[REQUIRED TASK]
Search the listing below for the word "turn" and copy each line that holds it.

[MATERIAL]
◆ ◆ ◆ ◆

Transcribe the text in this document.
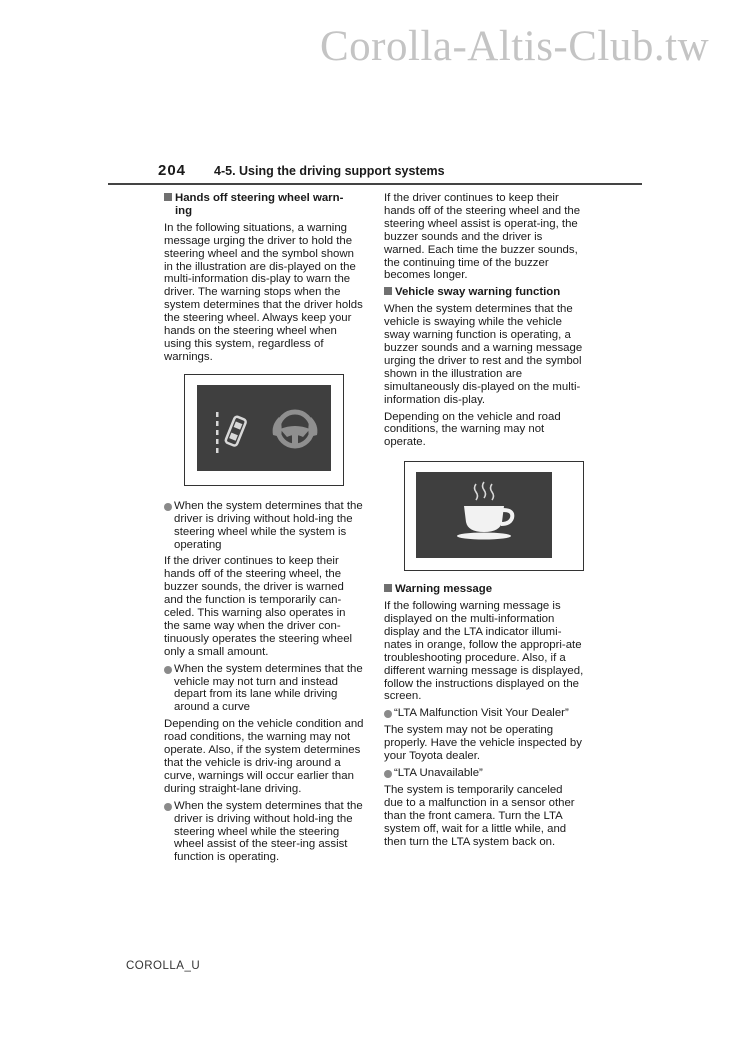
Corolla-Altis-Club.tw
204 4-5. Using the driving support systems
Hands off steering wheel warn-
ing

In the following situations, a warning message urging the driver to hold the steering wheel and the symbol shown in the illustration are dis-played on the multi-information dis-play to warn the driver. The warning stops when the system determines that the driver holds the steering wheel. Always keep your hands on the steering wheel when using this system, regardless of warnings.

When the system determines that the driver is driving without hold-ing the steering wheel while the system is operating

If the driver continues to keep their hands off of the steering wheel, the buzzer sounds, the driver is warned and the function is temporarily can-celed. This warning also operates in the same way when the driver con-tinuously operates the steering wheel only a small amount.

When the system determines that the vehicle may not turn and instead depart from its lane while driving around a curve

Depending on the vehicle condition and road conditions, the warning may not operate. Also, if the system determines that the vehicle is driv-ing around a curve, warnings will occur earlier than during straight-lane driving.

When the system determines that the driver is driving without hold-ing the steering wheel while the steering wheel assist of the steer-ing assist function is operating.

If the driver continues to keep their hands off of the steering wheel and the steering wheel assist is operat-ing, the buzzer sounds and the driver is warned. Each time the buzzer sounds, the continuing time of the buzzer becomes longer.

Vehicle sway warning function

When the system determines that the vehicle is swaying while the vehicle sway warning function is operating, a buzzer sounds and a warning message urging the driver to rest and the symbol shown in the illustration are simultaneously dis-played on the multi-information dis-play.

Depending on the vehicle and road conditions, the warning may not operate.

Warning message

If the following warning message is displayed on the multi-information display and the LTA indicator illumi-nates in orange, follow the appropri-ate troubleshooting procedure. Also, if a different warning message is displayed, follow the instructions displayed on the screen.

“LTA Malfunction Visit Your Dealer”

The system may not be operating properly. Have the vehicle inspected by your Toyota dealer.

“LTA Unavailable”

The system is temporarily canceled due to a malfunction in a sensor other than the front camera. Turn the LTA system off, wait for a little while, and then turn the LTA system back on.

COROLLA_U
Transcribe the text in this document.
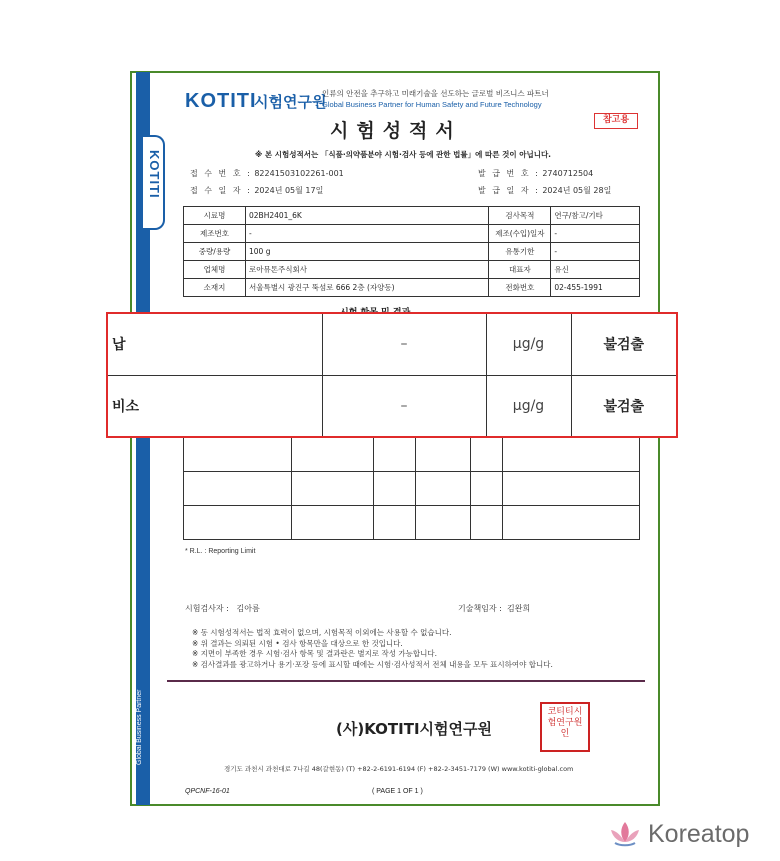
KOTITI
Global Business Partner
KOTITI
시험연구원
인류의 안전을 추구하고 미래기술을 선도하는 글로벌 비즈니스 파트너
Global Business Partner for Human Safety and Future Technology
시험성적서	참고용
※ 본 시험성적서는 「식품·의약품분야 시험·검사 등에 관한 법률」에 따른 것이 아닙니다.
접 수 번 호 : 82241503102261-001	발 급 번 호 : 2740712504
접 수 일 자 : 2024년 05월 17일	발 급 일 자 : 2024년 05월 28일
시료명	02BH2401_6K	검사목적	연구/참고/기타
제조번호	-	제조(수입)일자	-
중량/용량	100 g	유통기한	-
업체명	로아뮤톤주식회사	대표자	유신
소재지	서울특별시 광진구 뚝섬로 666 2층 (자양동)	전화번호	02-455-1991

* R.L. : Reporting Limit
시험검사자 : 김아름	기술책임자 : 김완희
※ 동 시험성적서는 법적 효력이 없으며, 시험목적 이외에는 사용할 수 없습니다.
※ 위 결과는 의뢰된 시험 • 검사 항목만을 대상으로 한 것입니다.
※ 지면이 부족한 경우 시험·검사 항목 및 결과란은 별지로 작성 가능합니다.
※ 검사결과를 광고하거나 용기·포장 등에 표시할 때에는 시험·검사성적서 전체 내용을 모두 표시하여야 합니다.
(사)KOTITI시험연구원
코티티시험연구원인
경기도 과천시 과천대로 7나길 48(갈현동) (T) +82-2-6191-6194 (F) +82-2-3451-7179 (W) www.kotiti-global.com
QPCNF-16-01	( PAGE 1 OF 1 )
납	–	μg/g	불검출
비소	–	μg/g	불검출
Koreatop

◆ ◆ ◆ ◆

[SOLUTION FOR THIS EXERCISE]
When the system determines that the vehicle may not turn and instead depart from its lane while driving around a curve
The system is temporarily canceled due to a malfunction in a sensor other than the front camera. Turn the LTA system off, wait for a little while, and then turn the LTA system back on.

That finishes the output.